** Start Data **

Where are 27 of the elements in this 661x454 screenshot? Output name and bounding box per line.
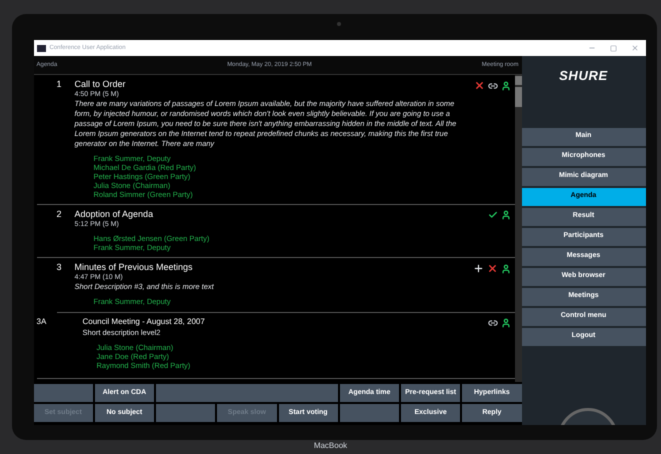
camera-icon [337,22,341,26]
delete-icon[interactable] [474,80,484,91]
item-number: 2 [56,208,63,221]
plus-icon[interactable] [472,263,484,274]
person-icon[interactable] [500,318,510,328]
close-icon[interactable] [630,44,638,52]
app-icon [36,44,46,52]
item-title: Council Meeting - August 28, 2007 [82,316,206,328]
logo: SHURE [558,67,609,85]
delete-icon[interactable] [486,263,498,274]
link-icon[interactable] [488,318,498,328]
person-icon[interactable] [500,210,510,220]
link-icon[interactable] [488,80,498,90]
item-title: Adoption of Agenda [74,208,154,220]
check-icon [488,210,498,220]
blank-panel [34,384,93,402]
blank-panel [156,404,216,422]
item-number: 1 [56,78,63,91]
device-label: MacBook [314,440,348,452]
scrollbar[interactable] [514,75,522,382]
person-icon[interactable] [500,264,510,274]
blank-panel [340,404,399,422]
item-number: 3A [36,316,48,328]
item-number: 3 [56,261,63,274]
item-title: Minutes of Previous Meetings [74,261,194,273]
person-icon[interactable] [500,80,510,90]
item-title: Call to Order [74,78,127,90]
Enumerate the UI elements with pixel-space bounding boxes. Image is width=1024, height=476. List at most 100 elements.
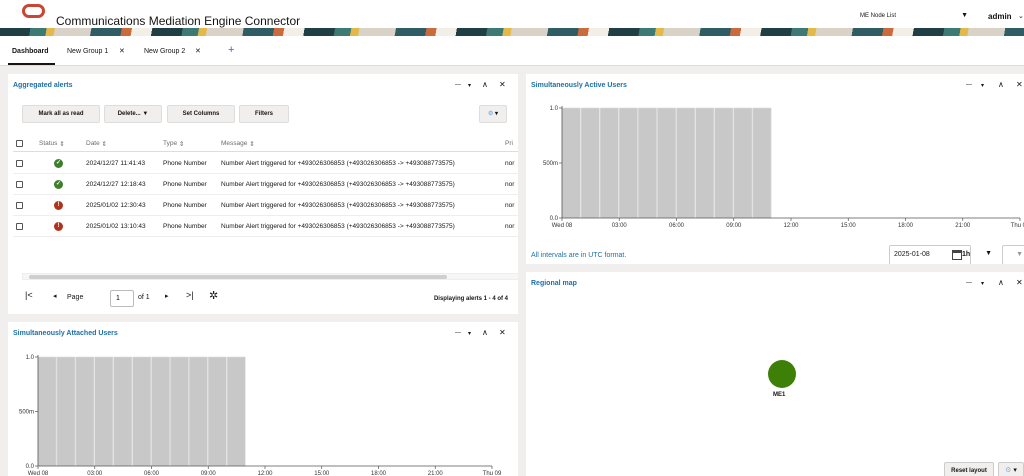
filters-button[interactable]: Filters [239, 105, 289, 123]
table-header: Status ⇕ Date ⇕ Type ⇕ Message ⇕ Pri [13, 136, 518, 152]
aggregated-alerts-panel: Aggregated alerts — ▾ ∧ ✕ Mark all as re… [8, 74, 518, 314]
scrollbar-thumb[interactable] [29, 275, 447, 279]
chevron-down-icon: ▾ [495, 111, 499, 117]
map-node-label: ME1 [773, 392, 786, 398]
status-ok-icon: ✓ [54, 158, 63, 168]
close-icon[interactable]: ✕ [1016, 278, 1023, 287]
table-row[interactable]: ! 2025/01/02 12:30:43 Phone Number Numbe… [13, 195, 518, 216]
gear-icon: ⚙ [1005, 467, 1012, 474]
map-settings-button[interactable]: ⚙ ▾ [998, 462, 1024, 476]
table-row[interactable]: ✓ 2024/12/27 11:41:43 Phone Number Numbe… [13, 153, 518, 174]
chart-bar [561, 107, 581, 219]
table-row[interactable]: ! 2025/01/02 13:10:43 Phone Number Numbe… [13, 216, 518, 237]
utc-note: All intervals are in UTC format. [531, 252, 627, 259]
status-error-icon: ! [54, 195, 63, 215]
horizontal-scrollbar[interactable] [22, 273, 518, 280]
tab-bar: Dashboard New Group 1 ✕ New Group 2 ✕ + [0, 36, 1024, 66]
row-checkbox[interactable] [16, 174, 23, 194]
chart-bar [752, 107, 772, 219]
chart-bar [37, 356, 57, 467]
chevron-down-icon[interactable]: ▾ [981, 280, 984, 287]
alert-date: 2025/01/02 13:10:43 [86, 222, 146, 230]
column-header-date[interactable]: Date ⇕ [86, 136, 107, 151]
tab-dashboard[interactable]: Dashboard [12, 48, 49, 55]
tab-new-group-2[interactable]: New Group 2 [144, 48, 185, 55]
next-page-icon[interactable]: ▸ [165, 292, 169, 300]
row-checkbox[interactable] [16, 195, 23, 215]
alert-date: 2024/12/27 11:41:43 [86, 159, 146, 167]
chart-options-select[interactable]: ▼ [1002, 245, 1024, 264]
chevron-down-icon[interactable]: ▾ [468, 82, 471, 89]
y-tick-label: 500m [19, 410, 34, 416]
interval-value: 1h [962, 251, 971, 258]
minimize-icon[interactable]: — [455, 82, 461, 88]
first-page-icon[interactable]: |< [25, 290, 33, 300]
add-tab-icon[interactable]: + [228, 44, 234, 56]
refresh-icon[interactable]: ✲ [209, 289, 218, 302]
chart-bar [657, 107, 677, 219]
sort-icon: ⇕ [249, 140, 255, 148]
active-users-chart: 0.0 500m 1.0 Wed 08 03:00 06:00 09:00 12:00 15:0… [543, 106, 1024, 229]
alert-priority: nor [505, 180, 515, 188]
chart-bar [695, 107, 715, 219]
column-header-priority[interactable]: Pri [505, 136, 513, 151]
interval-select[interactable]: 1h ▼ [956, 245, 996, 264]
app-title: Communications Mediation Engine Connecto… [56, 14, 301, 28]
page-number-input[interactable] [110, 290, 134, 307]
close-icon[interactable]: ✕ [195, 47, 201, 55]
row-checkbox[interactable] [16, 153, 23, 173]
chart-bar [207, 356, 227, 467]
select-all-checkbox[interactable] [16, 136, 23, 151]
x-tick-label: 03:00 [87, 471, 103, 476]
x-tick-label: 09:00 [201, 471, 217, 476]
column-header-type[interactable]: Type ⇕ [163, 136, 184, 151]
alert-priority: nor [505, 159, 515, 167]
user-menu[interactable]: admin [988, 12, 1012, 21]
alert-message: Number Alert triggered for +493026306853… [221, 180, 455, 188]
chart-bar [638, 107, 657, 219]
table-row[interactable]: ✓ 2024/12/27 12:18:43 Phone Number Numbe… [13, 174, 518, 195]
y-tick-label: 0.0 [550, 216, 559, 222]
column-header-message[interactable]: Message ⇕ [221, 136, 255, 151]
set-columns-button[interactable]: Set Columns [167, 105, 235, 123]
chevron-up-icon[interactable]: ∧ [998, 278, 1004, 287]
sort-icon: ⇕ [101, 140, 107, 148]
settings-menu-button[interactable]: ⚙ ▾ [479, 105, 507, 123]
close-icon[interactable]: ✕ [119, 47, 125, 55]
x-tick-label: 15:00 [314, 471, 330, 476]
page-label: Page [67, 294, 84, 301]
y-tick-label: 1.0 [26, 355, 35, 361]
chart-bar [170, 356, 189, 467]
panel-title: Aggregated alerts [13, 82, 73, 89]
chart-bar [75, 356, 95, 467]
last-page-icon[interactable]: >| [186, 290, 194, 300]
close-icon[interactable]: ✕ [499, 80, 506, 89]
y-tick-label: 500m [543, 161, 558, 167]
chart-bar [189, 356, 208, 467]
tab-new-group-1[interactable]: New Group 1 [67, 48, 108, 55]
x-tick-label: 21:00 [428, 471, 444, 476]
me-node-list-select[interactable]: ME Node List ▼ [856, 10, 972, 26]
paging-status: Displaying alerts 1 - 4 of 4 [433, 296, 508, 302]
alert-type: Phone Number [163, 180, 207, 188]
sort-icon: ⇕ [59, 140, 65, 148]
y-tick-label: 1.0 [550, 106, 559, 112]
column-header-status[interactable]: Status ⇕ [39, 136, 65, 151]
chevron-down-icon[interactable]: ⌄ [1018, 12, 1024, 20]
alert-message: Number Alert triggered for +493026306853… [221, 159, 455, 167]
minimize-icon[interactable]: — [966, 280, 972, 286]
delete-button[interactable]: Delete... ▼ [104, 105, 162, 123]
delete-button-label: Delete... [117, 111, 141, 117]
mark-all-read-button[interactable]: Mark all as read [22, 105, 100, 123]
row-checkbox[interactable] [16, 216, 23, 236]
reset-layout-button[interactable]: Reset layout [944, 462, 994, 476]
x-tick-label: 06:00 [144, 471, 160, 476]
map-node-me1[interactable] [768, 360, 796, 388]
alert-type: Phone Number [163, 222, 207, 230]
chevron-down-icon: ▾ [1013, 467, 1017, 474]
previous-page-icon[interactable]: ◂ [53, 292, 57, 300]
x-tick-label: Thu 09 [483, 471, 502, 476]
chevron-up-icon[interactable]: ∧ [482, 80, 488, 89]
panel-title: Regional map [531, 280, 577, 287]
chart-bar [599, 107, 619, 219]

** End Data **

[Short exercise] Reproduce every line of the entries above without any change, leaving out the picture lines.

[Finished task]
Where are 27 of the elements in this 661x454 screenshot? Output name and bounding box per line.
camera-icon [337,22,341,26]
delete-icon[interactable] [474,80,484,91]
item-number: 2 [56,208,63,221]
plus-icon[interactable] [472,263,484,274]
person-icon[interactable] [500,318,510,328]
close-icon[interactable] [630,44,638,52]
app-icon [36,44,46,52]
item-title: Council Meeting - August 28, 2007 [82,316,206,328]
logo: SHURE [558,67,609,85]
delete-icon[interactable] [486,263,498,274]
link-icon[interactable] [488,318,498,328]
person-icon[interactable] [500,210,510,220]
link-icon[interactable] [488,80,498,90]
item-title: Adoption of Agenda [74,208,154,220]
check-icon [488,210,498,220]
blank-panel [34,384,93,402]
blank-panel [156,404,216,422]
item-number: 1 [56,78,63,91]
device-label: MacBook [314,440,348,452]
scrollbar[interactable] [514,75,522,382]
person-icon[interactable] [500,264,510,274]
blank-panel [340,404,399,422]
item-number: 3A [36,316,48,328]
item-number: 3 [56,261,63,274]
item-title: Minutes of Previous Meetings [74,261,194,273]
person-icon[interactable] [500,80,510,90]
item-title: Call to Order [74,78,127,90]
Enumerate the UI elements with pixel-space bounding boxes. Image is width=1024, height=476. List at most 100 elements.
filters-button[interactable]: Filters [239, 105, 289, 123]
table-header: Status ⇕ Date ⇕ Type ⇕ Message ⇕ Pri [13, 136, 518, 152]
aggregated-alerts-panel: Aggregated alerts — ▾ ∧ ✕ Mark all as re… [8, 74, 518, 314]
scrollbar-thumb[interactable] [29, 275, 447, 279]
chevron-down-icon: ▾ [495, 111, 499, 117]
map-node-label: ME1 [773, 392, 786, 398]
status-ok-icon: ✓ [54, 158, 63, 168]
close-icon[interactable]: ✕ [1016, 278, 1023, 287]
table-row[interactable]: ! 2025/01/02 12:30:43 Phone Number Numbe… [13, 195, 518, 216]
gear-icon: ⚙ [1005, 467, 1012, 474]
map-settings-button[interactable]: ⚙ ▾ [998, 462, 1024, 476]
table-row[interactable]: ✓ 2024/12/27 11:41:43 Phone Number Numbe… [13, 153, 518, 174]
chart-bar [561, 107, 581, 219]
table-row[interactable]: ! 2025/01/02 13:10:43 Phone Number Numbe… [13, 216, 518, 237]
utc-note: All intervals are in UTC format. [531, 252, 627, 259]
status-error-icon: ! [54, 195, 63, 215]
horizontal-scrollbar[interactable] [22, 273, 518, 280]
tab-bar: Dashboard New Group 1 ✕ New Group 2 ✕ + [0, 36, 1024, 66]
row-checkbox[interactable] [16, 174, 23, 194]
chart-bar [752, 107, 772, 219]
chart-bar [37, 356, 57, 467]
chevron-down-icon[interactable]: ▾ [981, 280, 984, 287]
alert-date: 2025/01/02 13:10:43 [86, 222, 146, 230]
column-header-date[interactable]: Date ⇕ [86, 136, 107, 151]
tab-dashboard[interactable]: Dashboard [12, 48, 49, 55]
tab-new-group-2[interactable]: New Group 2 [144, 48, 185, 55]
next-page-icon[interactable]: ▸ [165, 292, 169, 300]
row-checkbox[interactable] [16, 195, 23, 215]
alert-date: 2024/12/27 11:41:43 [86, 159, 146, 167]
chart-options-select[interactable]: ▼ [1002, 245, 1024, 264]
chevron-down-icon[interactable]: ▾ [468, 82, 471, 89]
y-tick-label: 500m [19, 410, 34, 416]
interval-value: 1h [962, 251, 971, 258]
minimize-icon[interactable]: — [455, 82, 461, 88]
first-page-icon[interactable]: |< [25, 290, 33, 300]
add-tab-icon[interactable]: + [228, 44, 234, 56]
refresh-icon[interactable]: ✲ [209, 289, 218, 302]
chart-bar [657, 107, 677, 219]
sort-icon: ⇕ [249, 140, 255, 148]
active-users-chart: 0.0 500m 1.0 Wed 08 03:00 06:00 09:00 12:00 15:0… [543, 106, 1024, 229]
alert-priority: nor [505, 180, 515, 188]
chart-bar [695, 107, 715, 219]
column-header-priority[interactable]: Pri [505, 136, 513, 151]
interval-select[interactable]: 1h ▼ [956, 245, 996, 264]
app-title: Communications Mediation Engine Connecto… [56, 14, 301, 28]
page-number-input[interactable] [110, 290, 134, 307]
close-icon[interactable]: ✕ [195, 47, 201, 55]
row-checkbox[interactable] [16, 153, 23, 173]
chart-bar [207, 356, 227, 467]
select-all-checkbox[interactable] [16, 136, 23, 151]
x-tick-label: 03:00 [87, 471, 103, 476]
x-tick-label: 09:00 [201, 471, 217, 476]
column-header-type[interactable]: Type ⇕ [163, 136, 184, 151]
alert-priority: nor [505, 159, 515, 167]
user-menu[interactable]: admin [988, 12, 1012, 21]
alert-message: Number Alert triggered for +493026306853… [221, 180, 455, 188]
chart-bar [638, 107, 657, 219]
table-row[interactable]: ✓ 2024/12/27 12:18:43 Phone Number Numbe… [13, 174, 518, 195]
y-tick-label: 0.0 [550, 216, 559, 222]
column-header-message[interactable]: Message ⇕ [221, 136, 255, 151]
set-columns-button[interactable]: Set Columns [167, 105, 235, 123]
chevron-up-icon[interactable]: ∧ [998, 278, 1004, 287]
sort-icon: ⇕ [101, 140, 107, 148]
settings-menu-button[interactable]: ⚙ ▾ [479, 105, 507, 123]
close-icon[interactable]: ✕ [119, 47, 125, 55]
x-tick-label: 15:00 [314, 471, 330, 476]
page-label: Page [67, 294, 84, 301]
y-tick-label: 1.0 [26, 355, 35, 361]
chart-bar [170, 356, 189, 467]
panel-title: Aggregated alerts [13, 82, 73, 89]
chart-bar [75, 356, 95, 467]
last-page-icon[interactable]: >| [186, 290, 194, 300]
close-icon[interactable]: ✕ [499, 80, 506, 89]
y-tick-label: 500m [543, 161, 558, 167]
chart-bar [189, 356, 208, 467]
tab-new-group-1[interactable]: New Group 1 [67, 48, 108, 55]
x-tick-label: 21:00 [428, 471, 444, 476]
me-node-list-select[interactable]: ME Node List ▼ [856, 10, 972, 26]
paging-status: Displaying alerts 1 - 4 of 4 [433, 296, 508, 302]
alert-type: Phone Number [163, 180, 207, 188]
sort-icon: ⇕ [59, 140, 65, 148]
y-tick-label: 1.0 [550, 106, 559, 112]
column-header-status[interactable]: Status ⇕ [39, 136, 65, 151]
chevron-down-icon[interactable]: ⌄ [1018, 12, 1024, 20]
alert-message: Number Alert triggered for +493026306853… [221, 159, 455, 167]
minimize-icon[interactable]: — [966, 280, 972, 286]
delete-button[interactable]: Delete... ▼ [104, 105, 162, 123]
delete-button-label: Delete... [117, 111, 141, 117]
mark-all-read-button[interactable]: Mark all as read [22, 105, 100, 123]
row-checkbox[interactable] [16, 216, 23, 236]
reset-layout-button[interactable]: Reset layout [944, 462, 994, 476]
x-tick-label: 06:00 [144, 471, 160, 476]
map-node-me1[interactable] [768, 360, 796, 388]
alert-type: Phone Number [163, 222, 207, 230]
chevron-down-icon: ▾ [1013, 467, 1017, 474]
previous-page-icon[interactable]: ◂ [53, 292, 57, 300]
x-tick-label: Thu 09 [483, 471, 502, 476]
chevron-up-icon[interactable]: ∧ [482, 80, 488, 89]
panel-title: Regional map [531, 280, 577, 287]
chart-bar [599, 107, 619, 219]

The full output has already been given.